— What you need to do —
Keep only the lines where "color" appears.

— Records for processing —

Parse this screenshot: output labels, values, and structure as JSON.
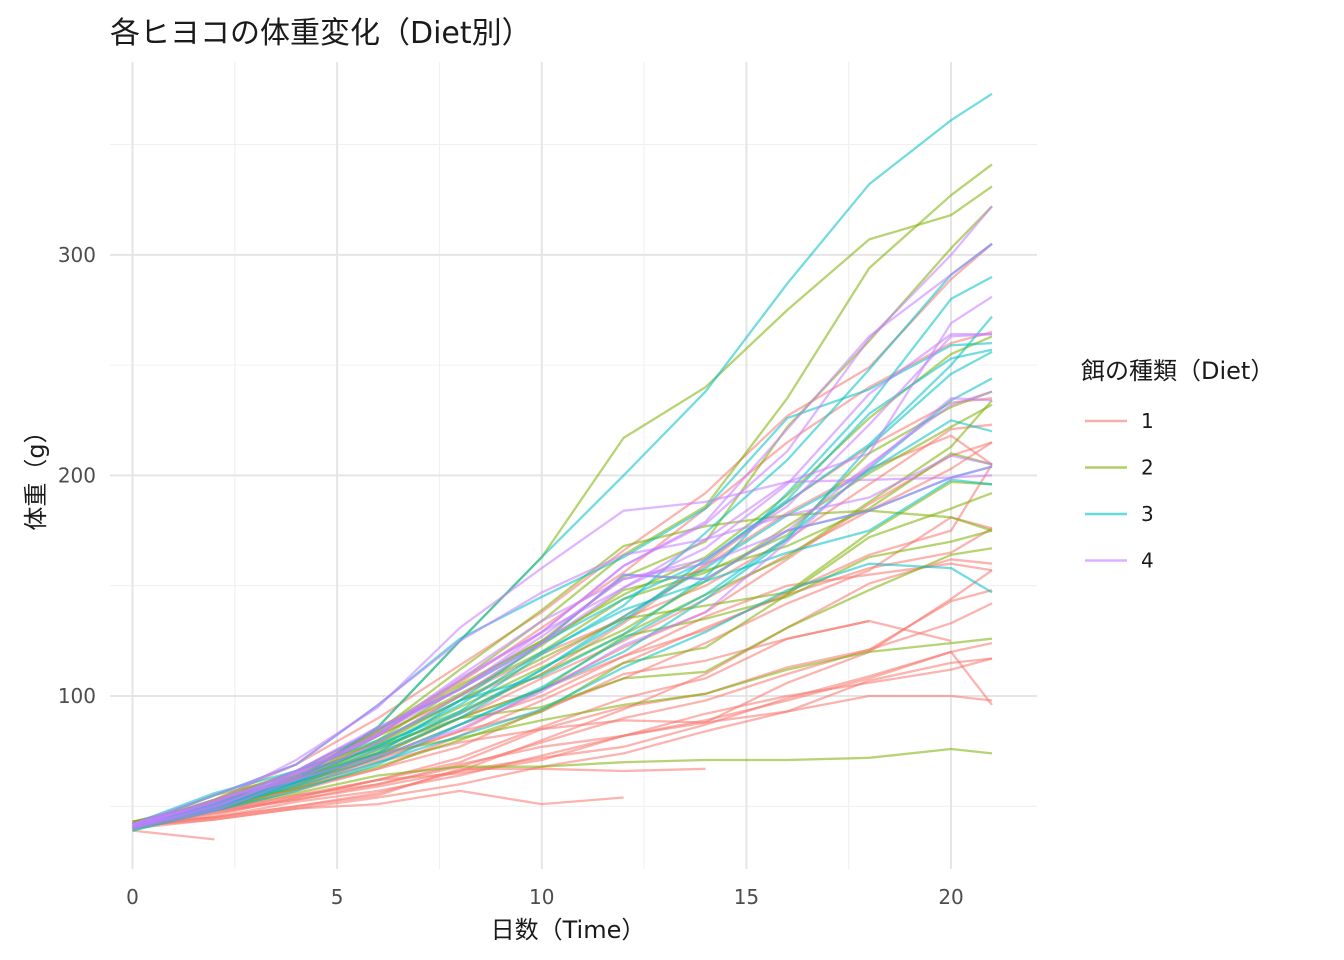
{
  "chart_data": {
    "type": "line",
    "title": "各ヒヨコの体重変化（Diet別）",
    "xlabel": "日数（Time）",
    "ylabel": "体重（g）",
    "xlim": [
      -0.55,
      22.1
    ],
    "ylim": [
      21.6,
      387.4
    ],
    "x_ticks": [
      0,
      5,
      10,
      15,
      20
    ],
    "y_ticks": [
      100,
      200,
      300
    ],
    "x_minor": [
      2.5,
      7.5,
      12.5,
      17.5
    ],
    "y_minor": [
      50,
      150,
      250,
      350
    ],
    "grid": true,
    "legend": {
      "title": "餌の種類（Diet）",
      "position": "right",
      "items": [
        {
          "label": "1",
          "color": "#F8766D"
        },
        {
          "label": "2",
          "color": "#7CAE00"
        },
        {
          "label": "3",
          "color": "#00BFC4"
        },
        {
          "label": "4",
          "color": "#C77CFF"
        }
      ]
    },
    "series_x": [
      0,
      2,
      4,
      6,
      8,
      10,
      12,
      14,
      16,
      18,
      20,
      21
    ],
    "chicks": [
      {
        "diet": "1",
        "weights": [
          40,
          46,
          54,
          62,
          72,
          86,
          99,
          108,
          126,
          134,
          125
        ]
      },
      {
        "diet": "1",
        "weights": [
          42,
          48,
          55,
          60,
          68,
          79,
          90,
          98,
          110,
          121,
          133,
          142
        ]
      },
      {
        "diet": "1",
        "weights": [
          43,
          48,
          53,
          59,
          66,
          72,
          77,
          87,
          99,
          109,
          120,
          124
        ]
      },
      {
        "diet": "1",
        "weights": [
          41,
          45,
          52,
          57,
          64,
          73,
          82,
          92,
          100,
          106,
          112,
          117
        ]
      },
      {
        "diet": "1",
        "weights": [
          41,
          44,
          49,
          54,
          60,
          68,
          74,
          84,
          93,
          100,
          100,
          98
        ]
      },
      {
        "diet": "1",
        "weights": [
          41,
          49,
          59,
          72,
          87,
          100,
          118,
          136,
          150,
          155,
          160,
          157
        ]
      },
      {
        "diet": "1",
        "weights": [
          40,
          48,
          57,
          67,
          82,
          98,
          115,
          131,
          146,
          158,
          165,
          176
        ]
      },
      {
        "diet": "1",
        "weights": [
          42,
          49,
          60,
          73,
          90,
          108,
          125,
          144,
          164,
          184,
          203,
          215
        ]
      },
      {
        "diet": "1",
        "weights": [
          41,
          51,
          64,
          82,
          100,
          119,
          135,
          150,
          171,
          196,
          221,
          223
        ]
      },
      {
        "diet": "1",
        "weights": [
          42,
          50,
          63,
          79,
          98,
          115,
          136,
          159,
          183,
          203,
          218,
          205
        ]
      },
      {
        "diet": "1",
        "weights": [
          43,
          51,
          60,
          76,
          92,
          110,
          133,
          160,
          188,
          213,
          233,
          235
        ]
      },
      {
        "diet": "1",
        "weights": [
          41,
          52,
          66,
          84,
          106,
          131,
          156,
          185,
          215,
          240,
          260,
          265
        ]
      },
      {
        "diet": "1",
        "weights": [
          40,
          53,
          69,
          90,
          114,
          138,
          166,
          192,
          227,
          249,
          289,
          305
        ]
      },
      {
        "diet": "1",
        "weights": [
          42,
          50,
          61,
          71,
          84,
          93,
          110,
          116,
          126,
          134
        ]
      },
      {
        "diet": "1",
        "weights": [
          41,
          49,
          58,
          70,
          79,
          85,
          89,
          88,
          93,
          107,
          115,
          117
        ]
      },
      {
        "diet": "1",
        "weights": [
          41,
          47,
          53,
          60,
          69,
          77,
          82,
          89,
          98,
          108,
          120,
          96
        ]
      },
      {
        "diet": "1",
        "weights": [
          41,
          47,
          54,
          62,
          70,
          85,
          95,
          101,
          113,
          121,
          143,
          148
        ]
      },
      {
        "diet": "1",
        "weights": [
          40,
          44,
          49,
          51,
          57,
          51,
          54
        ]
      },
      {
        "diet": "1",
        "weights": [
          43,
          45,
          50,
          55,
          67,
          67,
          66,
          67
        ]
      },
      {
        "diet": "1",
        "weights": [
          41,
          49,
          58,
          67,
          77,
          94,
          108,
          124,
          142,
          157,
          181,
          176
        ]
      },
      {
        "diet": "1",
        "weights": [
          42,
          52,
          62,
          74,
          90,
          103,
          118,
          130,
          147,
          164,
          175,
          205
        ]
      },
      {
        "diet": "1",
        "weights": [
          41,
          45,
          50,
          56,
          66,
          80,
          94,
          110,
          131,
          151,
          162,
          160
        ]
      },
      {
        "diet": "1",
        "weights": [
          40,
          49,
          58,
          72,
          84,
          103,
          122,
          138,
          162,
          187,
          209,
          215
        ]
      },
      {
        "diet": "1",
        "weights": [
          39,
          35
        ]
      },
      {
        "diet": "1",
        "weights": [
          43,
          48,
          55,
          62,
          65,
          71,
          82,
          88,
          106,
          120,
          144,
          157
        ]
      },
      {
        "diet": "2",
        "weights": [
          40,
          50,
          62,
          86,
          125,
          163,
          217,
          240,
          275,
          307,
          318,
          331
        ]
      },
      {
        "diet": "2",
        "weights": [
          41,
          55,
          64,
          77,
          90,
          95,
          108,
          111,
          131,
          148,
          164,
          167
        ]
      },
      {
        "diet": "2",
        "weights": [
          43,
          52,
          61,
          73,
          90,
          103,
          127,
          135,
          145,
          163,
          170,
          175
        ]
      },
      {
        "diet": "2",
        "weights": [
          41,
          52,
          63,
          74,
          81,
          89,
          96,
          101,
          112,
          120,
          124,
          126
        ]
      },
      {
        "diet": "2",
        "weights": [
          41,
          50,
          61,
          78,
          98,
          117,
          135,
          141,
          147,
          174,
          197,
          196
        ]
      },
      {
        "diet": "2",
        "weights": [
          40,
          52,
          62,
          82,
          101,
          120,
          144,
          156,
          173,
          210,
          231,
          238
        ]
      },
      {
        "diet": "2",
        "weights": [
          41,
          53,
          66,
          79,
          100,
          123,
          148,
          157,
          168,
          185,
          210,
          205
        ]
      },
      {
        "diet": "2",
        "weights": [
          39,
          50,
          62,
          80,
          104,
          125,
          154,
          170,
          222,
          261,
          303,
          322
        ]
      },
      {
        "diet": "2",
        "weights": [
          40,
          51,
          63,
          84,
          112,
          139,
          168,
          177,
          182,
          184,
          181,
          175
        ]
      },
      {
        "diet": "2",
        "weights": [
          41,
          49,
          63,
          85,
          107,
          134,
          164,
          186,
          235,
          294,
          327,
          341
        ]
      },
      {
        "diet": "2",
        "weights": [
          41,
          49,
          56,
          64,
          68,
          68,
          70,
          71,
          71,
          72,
          76,
          74
        ]
      },
      {
        "diet": "2",
        "weights": [
          41,
          48,
          59,
          75,
          93,
          110,
          128,
          146,
          163,
          188,
          213,
          234
        ]
      },
      {
        "diet": "2",
        "weights": [
          42,
          51,
          58,
          68,
          80,
          93,
          115,
          122,
          146,
          172,
          185,
          192
        ]
      },
      {
        "diet": "2",
        "weights": [
          43,
          51,
          62,
          77,
          95,
          113,
          130,
          152,
          177,
          201,
          222,
          232
        ]
      },
      {
        "diet": "2",
        "weights": [
          41,
          53,
          65,
          83,
          105,
          125,
          146,
          163,
          191,
          226,
          255,
          263
        ]
      },
      {
        "diet": "3",
        "weights": [
          41,
          49,
          61,
          74,
          98,
          109,
          128,
          154,
          192,
          232,
          280,
          290
        ]
      },
      {
        "diet": "3",
        "weights": [
          40,
          50,
          62,
          86,
          125,
          163,
          200,
          238,
          287,
          332,
          361,
          373
        ]
      },
      {
        "diet": "3",
        "weights": [
          41,
          55,
          69,
          96,
          126,
          145,
          163,
          185,
          226,
          239,
          259,
          260
        ]
      },
      {
        "diet": "3",
        "weights": [
          41,
          51,
          66,
          85,
          103,
          124,
          155,
          153,
          175,
          184,
          199,
          204
        ]
      },
      {
        "diet": "3",
        "weights": [
          41,
          49,
          61,
          74,
          90,
          112,
          134,
          162,
          188,
          214,
          250,
          272
        ]
      },
      {
        "diet": "3",
        "weights": [
          40,
          48,
          57,
          69,
          87,
          104,
          126,
          146,
          172,
          203,
          234,
          244
        ]
      },
      {
        "diet": "3",
        "weights": [
          42,
          50,
          61,
          76,
          92,
          112,
          136,
          158,
          182,
          202,
          225,
          220
        ]
      },
      {
        "diet": "3",
        "weights": [
          41,
          51,
          64,
          77,
          96,
          120,
          139,
          152,
          165,
          175,
          198,
          196
        ]
      },
      {
        "diet": "3",
        "weights": [
          42,
          56,
          66,
          80,
          98,
          124,
          144,
          161,
          189,
          228,
          253,
          257
        ]
      },
      {
        "diet": "3",
        "weights": [
          39,
          48,
          60,
          72,
          87,
          103,
          120,
          144,
          171,
          213,
          246,
          256
        ]
      },
      {
        "diet": "3",
        "weights": [
          40,
          51,
          62,
          78,
          93,
          119,
          141,
          174,
          207,
          248,
          291,
          305
        ]
      },
      {
        "diet": "3",
        "weights": [
          42,
          50,
          59,
          70,
          82,
          94,
          113,
          129,
          148,
          160,
          158,
          147
        ]
      },
      {
        "diet": "4",
        "weights": [
          42,
          51,
          66,
          85,
          103,
          124,
          155,
          153,
          175,
          184,
          199,
          204
        ]
      },
      {
        "diet": "4",
        "weights": [
          42,
          53,
          62,
          73,
          85,
          102,
          123,
          138,
          170,
          204,
          235,
          234
        ]
      },
      {
        "diet": "4",
        "weights": [
          41,
          49,
          65,
          82,
          107,
          129,
          159,
          179,
          221,
          263,
          291,
          305
        ]
      },
      {
        "diet": "4",
        "weights": [
          40,
          48,
          62,
          79,
          100,
          124,
          149,
          171,
          197,
          210,
          269,
          281
        ]
      },
      {
        "diet": "4",
        "weights": [
          41,
          52,
          71,
          95,
          131,
          158,
          184,
          188,
          197,
          198,
          199,
          200
        ]
      },
      {
        "diet": "4",
        "weights": [
          42,
          52,
          65,
          83,
          109,
          134,
          153,
          160,
          175,
          205,
          232,
          238
        ]
      },
      {
        "diet": "4",
        "weights": [
          41,
          50,
          64,
          83,
          103,
          129,
          159,
          178,
          211,
          262,
          300,
          322
        ]
      },
      {
        "diet": "4",
        "weights": [
          40,
          50,
          63,
          82,
          108,
          129,
          149,
          167,
          196,
          237,
          264,
          264
        ]
      },
      {
        "diet": "4",
        "weights": [
          41,
          52,
          66,
          86,
          103,
          127,
          153,
          162,
          186,
          223,
          263,
          264
        ]
      },
      {
        "diet": "4",
        "weights": [
          42,
          55,
          69,
          96,
          125,
          147,
          164,
          171,
          182,
          190,
          209,
          205
        ]
      }
    ]
  }
}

— Task response —
          "color": "#F8766D"
          "color": "#7CAE00"
          "color": "#00BFC4"
          "color": "#C77CFF"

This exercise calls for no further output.